Job
Rewrite all the items below, replacing every "business-link" with "company-link" and leaving the rest untouched.

================

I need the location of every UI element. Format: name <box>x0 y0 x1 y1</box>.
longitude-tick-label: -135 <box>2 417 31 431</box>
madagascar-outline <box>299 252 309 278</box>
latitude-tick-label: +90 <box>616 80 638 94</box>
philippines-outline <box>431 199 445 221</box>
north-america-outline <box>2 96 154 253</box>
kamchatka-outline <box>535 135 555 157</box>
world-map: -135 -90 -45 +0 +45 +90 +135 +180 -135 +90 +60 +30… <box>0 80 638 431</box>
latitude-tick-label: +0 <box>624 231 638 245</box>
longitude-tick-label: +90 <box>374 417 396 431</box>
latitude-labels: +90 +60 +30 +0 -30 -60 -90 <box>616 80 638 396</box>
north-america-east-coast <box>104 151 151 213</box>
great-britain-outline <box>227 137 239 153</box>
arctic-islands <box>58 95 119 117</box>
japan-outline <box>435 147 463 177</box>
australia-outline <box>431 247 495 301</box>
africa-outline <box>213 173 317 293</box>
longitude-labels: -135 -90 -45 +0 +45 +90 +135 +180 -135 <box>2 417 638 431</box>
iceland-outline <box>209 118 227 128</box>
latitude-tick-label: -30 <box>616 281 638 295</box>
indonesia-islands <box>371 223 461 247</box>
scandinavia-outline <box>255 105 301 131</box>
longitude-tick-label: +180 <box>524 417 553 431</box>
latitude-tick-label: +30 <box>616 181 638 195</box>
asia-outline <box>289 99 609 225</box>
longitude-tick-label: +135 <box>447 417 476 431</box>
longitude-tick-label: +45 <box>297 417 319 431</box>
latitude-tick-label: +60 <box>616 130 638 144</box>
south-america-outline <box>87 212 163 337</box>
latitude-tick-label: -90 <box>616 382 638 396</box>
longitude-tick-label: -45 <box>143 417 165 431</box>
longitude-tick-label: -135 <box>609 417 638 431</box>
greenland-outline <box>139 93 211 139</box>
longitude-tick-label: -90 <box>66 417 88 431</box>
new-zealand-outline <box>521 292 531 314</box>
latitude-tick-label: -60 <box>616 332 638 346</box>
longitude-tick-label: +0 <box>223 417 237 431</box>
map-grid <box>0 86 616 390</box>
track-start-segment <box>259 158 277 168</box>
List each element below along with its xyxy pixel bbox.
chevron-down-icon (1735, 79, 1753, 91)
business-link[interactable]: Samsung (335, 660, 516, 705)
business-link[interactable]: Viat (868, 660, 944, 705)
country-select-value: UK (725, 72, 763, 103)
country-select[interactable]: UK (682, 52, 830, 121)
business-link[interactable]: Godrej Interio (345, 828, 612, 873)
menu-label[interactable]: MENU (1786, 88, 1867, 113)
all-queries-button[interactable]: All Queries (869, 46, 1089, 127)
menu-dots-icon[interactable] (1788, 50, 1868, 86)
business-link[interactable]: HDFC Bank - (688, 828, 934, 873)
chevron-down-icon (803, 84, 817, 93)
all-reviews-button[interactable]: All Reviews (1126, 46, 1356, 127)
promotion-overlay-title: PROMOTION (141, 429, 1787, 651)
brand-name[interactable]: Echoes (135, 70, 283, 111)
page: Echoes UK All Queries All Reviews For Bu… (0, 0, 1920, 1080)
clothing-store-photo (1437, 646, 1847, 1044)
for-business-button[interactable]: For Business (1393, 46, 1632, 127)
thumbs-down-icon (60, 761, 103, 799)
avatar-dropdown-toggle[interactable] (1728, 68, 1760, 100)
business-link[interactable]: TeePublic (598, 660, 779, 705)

================

Answer below
I need the location of every UI element. Format: name <box>x0 y0 x1 y1</box>.
longitude-tick-label: -135 <box>2 417 31 431</box>
madagascar-outline <box>299 252 309 278</box>
latitude-tick-label: +90 <box>616 80 638 94</box>
philippines-outline <box>431 199 445 221</box>
north-america-outline <box>2 96 154 253</box>
kamchatka-outline <box>535 135 555 157</box>
world-map: -135 -90 -45 +0 +45 +90 +135 +180 -135 +90 +60 +30… <box>0 80 638 431</box>
latitude-tick-label: +0 <box>624 231 638 245</box>
longitude-tick-label: +90 <box>374 417 396 431</box>
latitude-labels: +90 +60 +30 +0 -30 -60 -90 <box>616 80 638 396</box>
north-america-east-coast <box>104 151 151 213</box>
great-britain-outline <box>227 137 239 153</box>
arctic-islands <box>58 95 119 117</box>
japan-outline <box>435 147 463 177</box>
australia-outline <box>431 247 495 301</box>
africa-outline <box>213 173 317 293</box>
longitude-labels: -135 -90 -45 +0 +45 +90 +135 +180 -135 <box>2 417 638 431</box>
iceland-outline <box>209 118 227 128</box>
latitude-tick-label: -30 <box>616 281 638 295</box>
indonesia-islands <box>371 223 461 247</box>
scandinavia-outline <box>255 105 301 131</box>
longitude-tick-label: +180 <box>524 417 553 431</box>
latitude-tick-label: +30 <box>616 181 638 195</box>
asia-outline <box>289 99 609 225</box>
longitude-tick-label: +135 <box>447 417 476 431</box>
longitude-tick-label: +45 <box>297 417 319 431</box>
latitude-tick-label: +60 <box>616 130 638 144</box>
south-america-outline <box>87 212 163 337</box>
latitude-tick-label: -90 <box>616 382 638 396</box>
longitude-tick-label: -45 <box>143 417 165 431</box>
longitude-tick-label: -135 <box>609 417 638 431</box>
greenland-outline <box>139 93 211 139</box>
longitude-tick-label: -90 <box>66 417 88 431</box>
new-zealand-outline <box>521 292 531 314</box>
latitude-tick-label: -60 <box>616 332 638 346</box>
longitude-tick-label: +0 <box>223 417 237 431</box>
map-grid <box>0 86 616 390</box>
track-start-segment <box>259 158 277 168</box>
List each element below along with its xyxy pixel bbox.
chevron-down-icon (1735, 79, 1753, 91)
company-link[interactable]: Samsung (335, 660, 516, 705)
company-link[interactable]: Viat (868, 660, 944, 705)
country-select-value: UK (725, 72, 763, 103)
country-select[interactable]: UK (682, 52, 830, 121)
company-link[interactable]: Godrej Interio (345, 828, 612, 873)
menu-label[interactable]: MENU (1786, 88, 1867, 113)
all-queries-button[interactable]: All Queries (869, 46, 1089, 127)
menu-dots-icon[interactable] (1788, 50, 1868, 86)
company-link[interactable]: HDFC Bank - (688, 828, 934, 873)
chevron-down-icon (803, 84, 817, 93)
all-reviews-button[interactable]: All Reviews (1126, 46, 1356, 127)
promotion-overlay-title: PROMOTION (141, 429, 1787, 651)
brand-name[interactable]: Echoes (135, 70, 283, 111)
page: Echoes UK All Queries All Reviews For Bu… (0, 0, 1920, 1080)
clothing-store-photo (1437, 646, 1847, 1044)
for-business-button[interactable]: For Business (1393, 46, 1632, 127)
thumbs-down-icon (60, 761, 103, 799)
avatar-dropdown-toggle[interactable] (1728, 68, 1760, 100)
company-link[interactable]: TeePublic (598, 660, 779, 705)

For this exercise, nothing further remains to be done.